PROBLEM DESCRIPTION :: Gather all lines in the entries that include the word "Ratio".

** Begin **

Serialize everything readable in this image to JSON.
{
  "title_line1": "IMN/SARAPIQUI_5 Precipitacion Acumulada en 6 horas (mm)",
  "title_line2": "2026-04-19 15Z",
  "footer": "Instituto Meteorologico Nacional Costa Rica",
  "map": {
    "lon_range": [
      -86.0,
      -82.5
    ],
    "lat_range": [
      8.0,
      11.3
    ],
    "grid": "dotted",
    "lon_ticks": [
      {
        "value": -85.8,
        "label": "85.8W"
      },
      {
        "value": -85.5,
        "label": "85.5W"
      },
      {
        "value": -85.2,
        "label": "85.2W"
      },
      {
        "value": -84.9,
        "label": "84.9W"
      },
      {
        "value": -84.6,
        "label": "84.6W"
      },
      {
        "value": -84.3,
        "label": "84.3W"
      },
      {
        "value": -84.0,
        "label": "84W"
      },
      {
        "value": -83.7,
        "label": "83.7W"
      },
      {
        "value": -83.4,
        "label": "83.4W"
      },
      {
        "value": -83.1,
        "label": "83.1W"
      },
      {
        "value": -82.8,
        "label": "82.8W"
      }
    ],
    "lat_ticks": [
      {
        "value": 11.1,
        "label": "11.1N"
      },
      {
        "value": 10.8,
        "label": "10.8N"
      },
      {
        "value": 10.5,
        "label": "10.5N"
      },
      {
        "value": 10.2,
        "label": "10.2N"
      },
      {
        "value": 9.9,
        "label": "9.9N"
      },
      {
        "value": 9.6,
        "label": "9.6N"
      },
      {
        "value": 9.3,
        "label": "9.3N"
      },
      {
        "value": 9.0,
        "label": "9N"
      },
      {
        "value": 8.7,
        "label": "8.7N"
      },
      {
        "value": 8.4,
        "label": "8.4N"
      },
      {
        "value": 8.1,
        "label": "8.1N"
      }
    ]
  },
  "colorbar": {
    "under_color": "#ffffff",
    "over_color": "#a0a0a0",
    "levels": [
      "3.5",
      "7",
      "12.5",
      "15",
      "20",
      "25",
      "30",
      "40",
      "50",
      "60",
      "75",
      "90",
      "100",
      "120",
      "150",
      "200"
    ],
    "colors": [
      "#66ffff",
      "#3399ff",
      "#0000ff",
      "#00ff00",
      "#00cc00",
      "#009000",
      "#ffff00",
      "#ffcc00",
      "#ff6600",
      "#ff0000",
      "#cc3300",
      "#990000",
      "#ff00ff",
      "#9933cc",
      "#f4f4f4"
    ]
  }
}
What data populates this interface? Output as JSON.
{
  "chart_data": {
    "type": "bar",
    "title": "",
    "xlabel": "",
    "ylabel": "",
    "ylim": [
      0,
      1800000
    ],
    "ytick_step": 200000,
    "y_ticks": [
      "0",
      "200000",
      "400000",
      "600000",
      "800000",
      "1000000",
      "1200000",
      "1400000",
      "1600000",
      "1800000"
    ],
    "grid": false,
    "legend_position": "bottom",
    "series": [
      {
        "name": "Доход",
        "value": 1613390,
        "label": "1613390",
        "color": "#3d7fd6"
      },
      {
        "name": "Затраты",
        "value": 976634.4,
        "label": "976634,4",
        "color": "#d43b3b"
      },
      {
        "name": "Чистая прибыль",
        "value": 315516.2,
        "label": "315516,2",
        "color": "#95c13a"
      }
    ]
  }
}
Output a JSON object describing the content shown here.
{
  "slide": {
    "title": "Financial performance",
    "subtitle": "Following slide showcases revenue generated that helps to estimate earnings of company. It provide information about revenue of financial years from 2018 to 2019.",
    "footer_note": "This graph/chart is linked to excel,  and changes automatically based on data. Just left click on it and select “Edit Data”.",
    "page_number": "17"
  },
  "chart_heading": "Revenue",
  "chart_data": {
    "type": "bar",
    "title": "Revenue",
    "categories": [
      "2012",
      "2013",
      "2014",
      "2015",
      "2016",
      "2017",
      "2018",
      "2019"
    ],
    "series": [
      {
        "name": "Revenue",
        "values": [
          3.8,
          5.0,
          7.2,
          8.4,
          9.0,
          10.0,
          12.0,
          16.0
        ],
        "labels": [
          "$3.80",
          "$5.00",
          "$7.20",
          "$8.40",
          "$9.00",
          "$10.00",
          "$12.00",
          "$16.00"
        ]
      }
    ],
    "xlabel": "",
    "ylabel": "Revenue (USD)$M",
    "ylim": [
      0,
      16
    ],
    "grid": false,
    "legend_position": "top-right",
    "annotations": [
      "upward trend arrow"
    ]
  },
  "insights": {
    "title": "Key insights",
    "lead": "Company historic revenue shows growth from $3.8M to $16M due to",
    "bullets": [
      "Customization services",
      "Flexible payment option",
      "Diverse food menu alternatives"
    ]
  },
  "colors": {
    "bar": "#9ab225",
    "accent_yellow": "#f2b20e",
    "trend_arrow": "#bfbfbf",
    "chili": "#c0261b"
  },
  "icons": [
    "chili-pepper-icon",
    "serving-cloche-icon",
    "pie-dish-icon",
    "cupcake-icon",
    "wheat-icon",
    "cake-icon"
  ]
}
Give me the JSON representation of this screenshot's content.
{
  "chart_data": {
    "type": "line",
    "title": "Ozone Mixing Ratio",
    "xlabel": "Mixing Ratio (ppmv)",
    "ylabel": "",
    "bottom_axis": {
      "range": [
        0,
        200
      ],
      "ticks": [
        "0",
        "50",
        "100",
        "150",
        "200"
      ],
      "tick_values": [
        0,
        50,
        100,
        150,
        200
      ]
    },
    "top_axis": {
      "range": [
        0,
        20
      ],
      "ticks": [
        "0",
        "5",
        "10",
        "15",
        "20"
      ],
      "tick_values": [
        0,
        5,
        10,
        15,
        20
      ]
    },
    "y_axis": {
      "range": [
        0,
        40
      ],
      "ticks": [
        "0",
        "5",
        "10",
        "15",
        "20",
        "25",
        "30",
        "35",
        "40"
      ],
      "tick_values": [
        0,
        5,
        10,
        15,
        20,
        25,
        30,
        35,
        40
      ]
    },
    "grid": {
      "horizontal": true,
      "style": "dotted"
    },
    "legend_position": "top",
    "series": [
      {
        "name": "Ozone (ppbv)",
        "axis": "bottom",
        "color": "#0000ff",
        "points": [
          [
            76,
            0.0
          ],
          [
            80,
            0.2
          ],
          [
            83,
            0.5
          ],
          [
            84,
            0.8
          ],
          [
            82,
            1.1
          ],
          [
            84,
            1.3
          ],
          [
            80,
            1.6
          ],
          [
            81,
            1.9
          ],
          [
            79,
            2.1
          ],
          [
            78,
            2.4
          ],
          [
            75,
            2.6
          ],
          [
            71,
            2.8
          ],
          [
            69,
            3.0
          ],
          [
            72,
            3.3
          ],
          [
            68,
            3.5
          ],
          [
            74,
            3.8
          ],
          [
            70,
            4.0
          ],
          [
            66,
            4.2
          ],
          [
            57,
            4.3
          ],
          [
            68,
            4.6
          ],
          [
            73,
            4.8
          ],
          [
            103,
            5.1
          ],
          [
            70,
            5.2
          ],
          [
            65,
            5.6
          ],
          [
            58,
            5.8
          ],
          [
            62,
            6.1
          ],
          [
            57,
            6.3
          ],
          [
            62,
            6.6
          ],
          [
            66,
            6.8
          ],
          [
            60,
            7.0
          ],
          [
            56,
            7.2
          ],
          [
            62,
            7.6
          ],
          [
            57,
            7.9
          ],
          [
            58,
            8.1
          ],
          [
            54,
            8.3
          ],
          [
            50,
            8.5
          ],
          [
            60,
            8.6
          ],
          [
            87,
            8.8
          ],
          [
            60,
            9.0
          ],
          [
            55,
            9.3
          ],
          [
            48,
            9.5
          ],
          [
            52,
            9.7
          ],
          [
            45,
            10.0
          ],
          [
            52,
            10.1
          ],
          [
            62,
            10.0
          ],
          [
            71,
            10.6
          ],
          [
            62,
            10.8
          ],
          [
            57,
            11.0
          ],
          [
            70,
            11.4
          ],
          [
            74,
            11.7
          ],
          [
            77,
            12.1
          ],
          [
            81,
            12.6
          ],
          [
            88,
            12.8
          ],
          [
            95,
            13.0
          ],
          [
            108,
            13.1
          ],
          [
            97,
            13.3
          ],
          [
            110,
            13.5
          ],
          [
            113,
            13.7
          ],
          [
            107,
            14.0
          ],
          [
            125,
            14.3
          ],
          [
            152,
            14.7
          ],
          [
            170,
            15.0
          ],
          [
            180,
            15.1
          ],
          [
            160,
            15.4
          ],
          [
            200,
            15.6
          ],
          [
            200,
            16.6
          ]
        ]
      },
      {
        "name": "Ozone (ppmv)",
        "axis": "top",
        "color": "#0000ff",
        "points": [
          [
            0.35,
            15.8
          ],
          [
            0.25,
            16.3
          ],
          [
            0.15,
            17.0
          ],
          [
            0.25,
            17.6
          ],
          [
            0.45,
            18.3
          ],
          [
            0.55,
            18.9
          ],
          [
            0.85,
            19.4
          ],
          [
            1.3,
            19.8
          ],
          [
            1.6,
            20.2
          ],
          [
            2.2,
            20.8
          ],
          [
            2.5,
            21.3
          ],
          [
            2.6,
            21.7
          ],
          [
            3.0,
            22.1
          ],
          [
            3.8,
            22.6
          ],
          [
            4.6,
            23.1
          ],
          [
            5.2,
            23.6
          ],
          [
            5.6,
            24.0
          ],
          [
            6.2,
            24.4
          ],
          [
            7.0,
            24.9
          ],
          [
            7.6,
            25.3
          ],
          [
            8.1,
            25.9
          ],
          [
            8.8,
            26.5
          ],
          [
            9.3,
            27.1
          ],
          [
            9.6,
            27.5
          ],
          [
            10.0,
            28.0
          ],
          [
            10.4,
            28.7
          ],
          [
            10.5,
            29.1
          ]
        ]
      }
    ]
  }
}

** End **

EXERCISE ANSWER ::
    "title": "Ozone Mixing Ratio",
    "xlabel": "Mixing Ratio (ppmv)",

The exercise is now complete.